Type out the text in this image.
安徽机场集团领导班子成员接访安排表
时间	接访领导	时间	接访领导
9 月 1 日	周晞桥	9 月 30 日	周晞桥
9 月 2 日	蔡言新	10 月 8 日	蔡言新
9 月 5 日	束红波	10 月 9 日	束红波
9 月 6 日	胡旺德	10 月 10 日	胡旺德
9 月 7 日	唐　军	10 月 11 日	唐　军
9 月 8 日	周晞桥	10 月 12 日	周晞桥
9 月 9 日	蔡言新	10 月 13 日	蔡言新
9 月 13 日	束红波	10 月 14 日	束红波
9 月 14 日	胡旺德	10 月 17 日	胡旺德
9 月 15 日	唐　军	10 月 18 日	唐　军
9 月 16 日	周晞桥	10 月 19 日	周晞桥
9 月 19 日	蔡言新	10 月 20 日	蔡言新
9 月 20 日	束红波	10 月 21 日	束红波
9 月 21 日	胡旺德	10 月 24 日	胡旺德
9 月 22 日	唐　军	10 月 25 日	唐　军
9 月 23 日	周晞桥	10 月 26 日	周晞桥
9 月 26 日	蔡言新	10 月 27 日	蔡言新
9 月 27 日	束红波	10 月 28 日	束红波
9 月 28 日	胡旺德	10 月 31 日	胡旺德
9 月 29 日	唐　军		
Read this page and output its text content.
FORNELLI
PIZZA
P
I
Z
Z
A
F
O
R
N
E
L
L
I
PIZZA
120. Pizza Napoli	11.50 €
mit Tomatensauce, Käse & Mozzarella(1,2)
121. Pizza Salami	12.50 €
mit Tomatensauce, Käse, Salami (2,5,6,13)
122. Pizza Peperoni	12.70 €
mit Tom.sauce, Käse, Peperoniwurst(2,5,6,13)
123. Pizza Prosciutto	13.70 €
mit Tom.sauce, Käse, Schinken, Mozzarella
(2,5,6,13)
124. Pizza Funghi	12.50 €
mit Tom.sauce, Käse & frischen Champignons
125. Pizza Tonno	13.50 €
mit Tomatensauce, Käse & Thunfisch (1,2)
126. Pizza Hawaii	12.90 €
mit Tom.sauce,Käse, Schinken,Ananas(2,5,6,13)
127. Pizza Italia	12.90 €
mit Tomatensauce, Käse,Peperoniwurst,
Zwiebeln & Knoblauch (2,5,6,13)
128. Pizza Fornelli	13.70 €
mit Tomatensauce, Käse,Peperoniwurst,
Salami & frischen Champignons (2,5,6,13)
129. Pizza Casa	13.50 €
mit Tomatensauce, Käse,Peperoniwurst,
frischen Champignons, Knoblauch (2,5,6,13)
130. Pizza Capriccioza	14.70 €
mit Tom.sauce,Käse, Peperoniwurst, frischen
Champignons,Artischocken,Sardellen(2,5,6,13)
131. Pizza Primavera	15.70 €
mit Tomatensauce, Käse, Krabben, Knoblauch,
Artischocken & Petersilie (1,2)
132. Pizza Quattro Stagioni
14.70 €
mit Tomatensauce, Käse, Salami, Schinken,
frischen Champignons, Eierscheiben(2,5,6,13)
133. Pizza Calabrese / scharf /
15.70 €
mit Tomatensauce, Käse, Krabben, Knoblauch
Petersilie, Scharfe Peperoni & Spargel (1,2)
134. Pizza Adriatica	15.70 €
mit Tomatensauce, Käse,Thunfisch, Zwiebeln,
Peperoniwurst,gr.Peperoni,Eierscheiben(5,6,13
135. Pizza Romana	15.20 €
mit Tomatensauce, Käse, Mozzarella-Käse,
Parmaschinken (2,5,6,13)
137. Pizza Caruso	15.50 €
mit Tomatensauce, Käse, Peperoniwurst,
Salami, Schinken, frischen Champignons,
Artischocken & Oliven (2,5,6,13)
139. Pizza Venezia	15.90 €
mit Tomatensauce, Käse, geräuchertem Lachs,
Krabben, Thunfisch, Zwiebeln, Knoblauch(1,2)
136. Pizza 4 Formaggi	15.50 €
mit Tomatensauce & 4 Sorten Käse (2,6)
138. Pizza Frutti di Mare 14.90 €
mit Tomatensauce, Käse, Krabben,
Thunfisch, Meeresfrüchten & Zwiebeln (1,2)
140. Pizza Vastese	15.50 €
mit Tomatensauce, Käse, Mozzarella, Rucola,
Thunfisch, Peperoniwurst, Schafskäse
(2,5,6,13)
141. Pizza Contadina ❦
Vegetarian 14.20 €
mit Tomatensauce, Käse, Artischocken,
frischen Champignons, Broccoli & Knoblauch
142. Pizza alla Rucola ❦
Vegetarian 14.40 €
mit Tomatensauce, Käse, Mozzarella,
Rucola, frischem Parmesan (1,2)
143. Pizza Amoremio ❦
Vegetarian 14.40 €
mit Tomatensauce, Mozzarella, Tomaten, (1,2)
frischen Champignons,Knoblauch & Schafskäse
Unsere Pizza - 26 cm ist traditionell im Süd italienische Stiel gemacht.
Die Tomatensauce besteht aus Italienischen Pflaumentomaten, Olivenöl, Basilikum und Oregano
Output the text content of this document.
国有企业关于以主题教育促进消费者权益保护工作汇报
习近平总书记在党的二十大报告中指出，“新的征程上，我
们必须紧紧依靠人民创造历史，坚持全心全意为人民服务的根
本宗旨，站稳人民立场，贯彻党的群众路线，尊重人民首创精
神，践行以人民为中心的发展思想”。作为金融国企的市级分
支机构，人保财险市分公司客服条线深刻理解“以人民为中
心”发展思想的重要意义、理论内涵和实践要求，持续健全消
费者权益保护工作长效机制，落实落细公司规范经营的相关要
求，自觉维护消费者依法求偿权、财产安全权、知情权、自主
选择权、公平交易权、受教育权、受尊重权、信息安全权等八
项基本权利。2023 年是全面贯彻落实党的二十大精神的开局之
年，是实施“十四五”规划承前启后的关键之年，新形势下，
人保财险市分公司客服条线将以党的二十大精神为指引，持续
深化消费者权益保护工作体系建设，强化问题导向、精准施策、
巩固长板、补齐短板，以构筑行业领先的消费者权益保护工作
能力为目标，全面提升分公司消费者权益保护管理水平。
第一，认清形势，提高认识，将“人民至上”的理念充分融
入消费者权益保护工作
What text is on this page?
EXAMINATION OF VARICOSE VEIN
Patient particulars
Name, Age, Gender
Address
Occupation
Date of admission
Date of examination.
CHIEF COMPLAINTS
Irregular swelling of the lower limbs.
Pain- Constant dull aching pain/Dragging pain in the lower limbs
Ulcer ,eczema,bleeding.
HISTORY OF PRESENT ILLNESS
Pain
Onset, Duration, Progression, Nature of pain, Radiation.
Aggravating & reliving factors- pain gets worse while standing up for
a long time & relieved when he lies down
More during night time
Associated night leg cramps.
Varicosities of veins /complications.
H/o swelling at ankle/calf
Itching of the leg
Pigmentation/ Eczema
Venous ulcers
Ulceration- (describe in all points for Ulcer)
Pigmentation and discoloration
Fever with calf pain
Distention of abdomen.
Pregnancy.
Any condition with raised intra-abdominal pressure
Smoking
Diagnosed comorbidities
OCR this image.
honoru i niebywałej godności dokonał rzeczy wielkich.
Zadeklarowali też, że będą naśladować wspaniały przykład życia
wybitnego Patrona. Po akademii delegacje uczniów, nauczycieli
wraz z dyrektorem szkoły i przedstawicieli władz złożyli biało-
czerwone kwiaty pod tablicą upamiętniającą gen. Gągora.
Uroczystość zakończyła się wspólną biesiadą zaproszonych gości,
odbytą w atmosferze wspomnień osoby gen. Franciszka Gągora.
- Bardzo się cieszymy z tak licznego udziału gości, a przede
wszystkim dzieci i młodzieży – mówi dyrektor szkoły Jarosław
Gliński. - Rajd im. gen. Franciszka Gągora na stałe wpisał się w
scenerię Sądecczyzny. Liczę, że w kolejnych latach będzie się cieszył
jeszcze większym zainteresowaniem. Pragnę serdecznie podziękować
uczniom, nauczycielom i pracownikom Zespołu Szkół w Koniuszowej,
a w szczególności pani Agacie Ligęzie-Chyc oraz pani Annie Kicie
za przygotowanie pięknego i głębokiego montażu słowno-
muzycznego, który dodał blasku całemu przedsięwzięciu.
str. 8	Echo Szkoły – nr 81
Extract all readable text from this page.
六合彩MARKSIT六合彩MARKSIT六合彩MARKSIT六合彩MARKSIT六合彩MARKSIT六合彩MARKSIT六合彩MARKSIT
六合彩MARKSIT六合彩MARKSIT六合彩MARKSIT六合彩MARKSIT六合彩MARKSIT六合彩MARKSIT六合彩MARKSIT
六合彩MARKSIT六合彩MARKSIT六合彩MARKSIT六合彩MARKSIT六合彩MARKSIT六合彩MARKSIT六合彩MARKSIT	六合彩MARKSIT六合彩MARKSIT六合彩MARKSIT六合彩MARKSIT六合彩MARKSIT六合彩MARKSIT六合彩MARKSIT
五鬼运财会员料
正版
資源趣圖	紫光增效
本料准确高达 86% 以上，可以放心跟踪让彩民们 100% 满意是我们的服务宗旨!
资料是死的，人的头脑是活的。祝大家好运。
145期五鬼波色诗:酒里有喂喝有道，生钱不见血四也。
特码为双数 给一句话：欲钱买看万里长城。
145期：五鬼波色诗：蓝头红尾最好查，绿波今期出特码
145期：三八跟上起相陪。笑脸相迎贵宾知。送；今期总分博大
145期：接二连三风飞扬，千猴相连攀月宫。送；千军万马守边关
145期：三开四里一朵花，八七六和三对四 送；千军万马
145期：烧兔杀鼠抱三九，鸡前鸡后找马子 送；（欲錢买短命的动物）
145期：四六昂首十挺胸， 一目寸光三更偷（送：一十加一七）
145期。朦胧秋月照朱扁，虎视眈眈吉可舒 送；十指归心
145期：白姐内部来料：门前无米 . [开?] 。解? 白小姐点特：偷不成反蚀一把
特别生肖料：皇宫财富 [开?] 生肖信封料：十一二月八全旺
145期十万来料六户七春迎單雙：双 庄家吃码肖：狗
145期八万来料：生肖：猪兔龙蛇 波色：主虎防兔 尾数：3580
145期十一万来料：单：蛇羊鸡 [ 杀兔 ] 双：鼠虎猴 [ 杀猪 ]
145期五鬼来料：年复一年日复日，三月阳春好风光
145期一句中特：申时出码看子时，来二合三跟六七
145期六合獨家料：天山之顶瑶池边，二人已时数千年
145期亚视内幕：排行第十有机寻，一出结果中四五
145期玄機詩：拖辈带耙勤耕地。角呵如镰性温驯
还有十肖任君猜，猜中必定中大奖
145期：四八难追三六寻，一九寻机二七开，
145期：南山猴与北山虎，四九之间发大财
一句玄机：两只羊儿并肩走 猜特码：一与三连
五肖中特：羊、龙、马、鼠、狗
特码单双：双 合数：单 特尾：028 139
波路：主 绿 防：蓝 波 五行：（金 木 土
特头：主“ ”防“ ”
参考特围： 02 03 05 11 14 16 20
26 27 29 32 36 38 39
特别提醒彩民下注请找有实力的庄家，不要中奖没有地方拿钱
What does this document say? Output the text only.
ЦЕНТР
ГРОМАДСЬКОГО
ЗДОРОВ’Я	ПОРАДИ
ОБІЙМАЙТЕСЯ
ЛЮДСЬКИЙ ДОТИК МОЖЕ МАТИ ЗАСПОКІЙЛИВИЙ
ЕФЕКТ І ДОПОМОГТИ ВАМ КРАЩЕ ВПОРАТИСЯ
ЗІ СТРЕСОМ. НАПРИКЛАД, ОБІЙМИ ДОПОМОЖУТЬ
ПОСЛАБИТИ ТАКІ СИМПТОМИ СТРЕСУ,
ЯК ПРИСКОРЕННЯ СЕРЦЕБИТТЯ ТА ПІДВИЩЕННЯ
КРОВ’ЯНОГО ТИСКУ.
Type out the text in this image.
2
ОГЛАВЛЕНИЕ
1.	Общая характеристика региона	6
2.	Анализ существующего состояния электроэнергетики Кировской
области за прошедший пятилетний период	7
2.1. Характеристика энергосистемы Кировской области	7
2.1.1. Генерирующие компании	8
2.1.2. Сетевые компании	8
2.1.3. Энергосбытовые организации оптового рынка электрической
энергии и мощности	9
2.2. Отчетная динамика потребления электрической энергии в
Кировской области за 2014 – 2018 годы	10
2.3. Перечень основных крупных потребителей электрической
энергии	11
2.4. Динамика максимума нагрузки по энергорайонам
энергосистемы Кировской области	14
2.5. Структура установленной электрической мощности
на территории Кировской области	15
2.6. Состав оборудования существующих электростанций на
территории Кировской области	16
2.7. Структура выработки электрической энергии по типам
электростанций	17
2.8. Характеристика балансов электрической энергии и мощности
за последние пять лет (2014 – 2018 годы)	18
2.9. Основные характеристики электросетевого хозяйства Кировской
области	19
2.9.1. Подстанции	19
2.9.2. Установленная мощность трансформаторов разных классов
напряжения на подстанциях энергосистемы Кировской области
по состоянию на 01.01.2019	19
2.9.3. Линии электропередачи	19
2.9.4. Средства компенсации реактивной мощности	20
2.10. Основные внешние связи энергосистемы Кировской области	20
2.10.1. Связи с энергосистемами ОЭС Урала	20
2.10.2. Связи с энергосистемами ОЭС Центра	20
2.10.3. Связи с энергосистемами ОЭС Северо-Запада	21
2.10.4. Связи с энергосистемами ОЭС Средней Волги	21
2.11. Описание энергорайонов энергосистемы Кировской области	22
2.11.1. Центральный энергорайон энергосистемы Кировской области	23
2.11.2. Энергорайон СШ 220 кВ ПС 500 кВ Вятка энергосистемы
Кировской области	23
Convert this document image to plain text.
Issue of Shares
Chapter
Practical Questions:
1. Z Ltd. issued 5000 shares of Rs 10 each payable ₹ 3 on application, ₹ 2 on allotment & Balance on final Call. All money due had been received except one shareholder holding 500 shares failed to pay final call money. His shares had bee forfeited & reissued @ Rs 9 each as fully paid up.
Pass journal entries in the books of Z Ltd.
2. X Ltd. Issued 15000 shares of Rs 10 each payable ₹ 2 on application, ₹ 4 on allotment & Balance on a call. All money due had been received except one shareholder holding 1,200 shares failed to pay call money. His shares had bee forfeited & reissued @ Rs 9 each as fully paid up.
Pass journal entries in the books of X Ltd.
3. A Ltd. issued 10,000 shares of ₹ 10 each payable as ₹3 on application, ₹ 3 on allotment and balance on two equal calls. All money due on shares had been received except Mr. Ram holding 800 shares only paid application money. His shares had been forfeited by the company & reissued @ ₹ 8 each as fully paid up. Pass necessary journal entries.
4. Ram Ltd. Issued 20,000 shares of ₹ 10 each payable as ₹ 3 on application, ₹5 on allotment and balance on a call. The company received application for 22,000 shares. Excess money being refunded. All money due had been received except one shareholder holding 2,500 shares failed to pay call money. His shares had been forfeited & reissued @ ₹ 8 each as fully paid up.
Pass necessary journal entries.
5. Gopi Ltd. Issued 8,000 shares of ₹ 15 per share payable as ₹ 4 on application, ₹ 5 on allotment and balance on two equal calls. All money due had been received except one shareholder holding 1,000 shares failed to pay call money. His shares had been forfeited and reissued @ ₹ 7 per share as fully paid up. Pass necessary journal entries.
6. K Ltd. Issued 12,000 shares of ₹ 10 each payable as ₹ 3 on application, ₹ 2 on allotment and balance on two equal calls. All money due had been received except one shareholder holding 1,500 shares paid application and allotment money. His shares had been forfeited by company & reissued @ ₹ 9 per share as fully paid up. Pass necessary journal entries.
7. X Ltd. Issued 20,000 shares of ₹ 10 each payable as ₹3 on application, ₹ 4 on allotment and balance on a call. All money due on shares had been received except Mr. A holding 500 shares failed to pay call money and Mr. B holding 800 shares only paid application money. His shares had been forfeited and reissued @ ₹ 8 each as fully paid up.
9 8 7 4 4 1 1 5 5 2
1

# [EXERCISE BRIEF]
Return, from the data, each line that has the word "with" in it.

# [RESULT]
Fever with calf pain
Any condition with raised intra-abdominal pressure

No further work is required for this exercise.